== Given task ==
All the entries need to be quoted exactly, apart from the pictures, which you should drop.

== Data supplied ==

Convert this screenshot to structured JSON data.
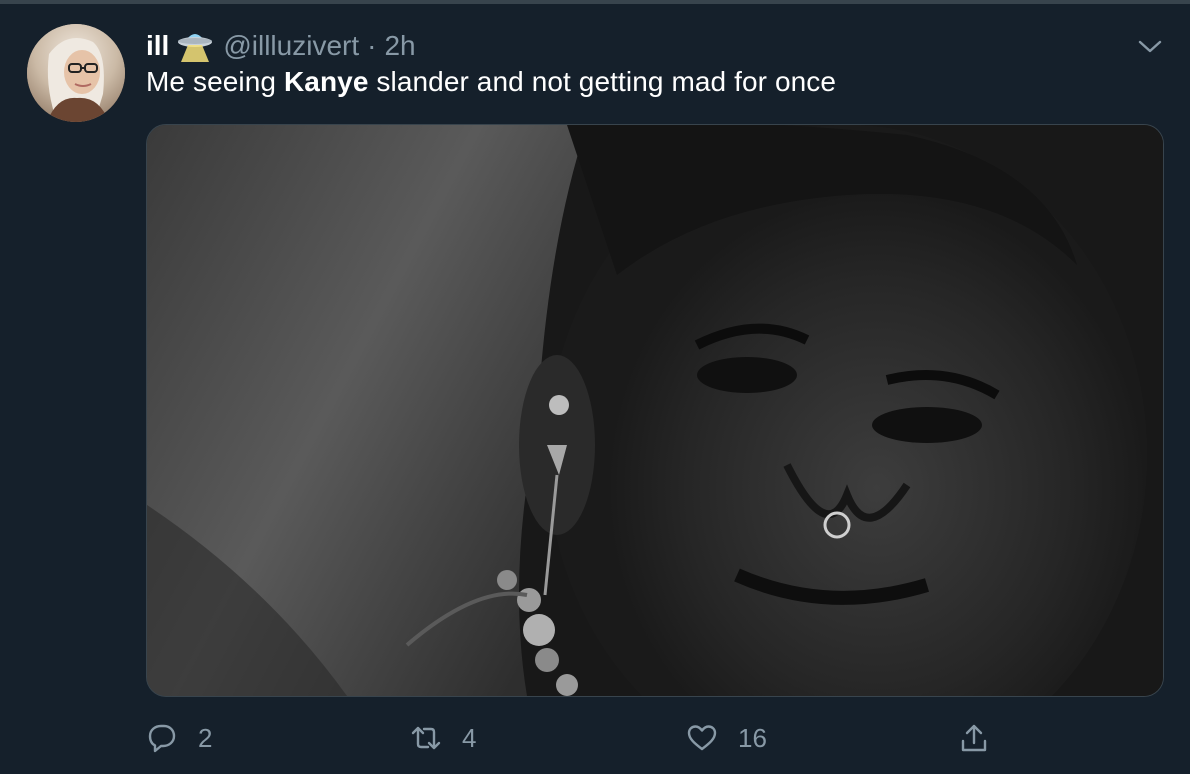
{
  "tweet": {
    "display_name": "ill",
    "emoji_icon": "ufo-icon",
    "handle": "@illluzivert",
    "separator": "·",
    "time": "2h",
    "text_before": "Me seeing ",
    "text_bold": "Kanye",
    "text_after": " slander and not getting mad for once",
    "media_description_icon": "photo"
  },
  "actions": {
    "reply_count": "2",
    "retweet_count": "4",
    "like_count": "16"
  },
  "colors": {
    "background": "#15202b",
    "secondary_text": "#8899a6",
    "border": "#38444d"
  }
}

== Output ==
Convert this screenshot to structured JSON data.
{
  "tweet": {
    "display_name": "ill",
    "emoji_icon": "ufo-icon",
    "handle": "@illluzivert",
    "separator": "·",
    "time": "2h",
    "text_before": "Me seeing ",
    "text_bold": "Kanye",
    "text_after": " slander and not getting mad for once",
    "media_description_icon": "photo"
  },
  "actions": {
    "reply_count": "2",
    "retweet_count": "4",
    "like_count": "16"
  },
  "colors": {
    "background": "#15202b",
    "secondary_text": "#8899a6",
    "border": "#38444d"
  }
}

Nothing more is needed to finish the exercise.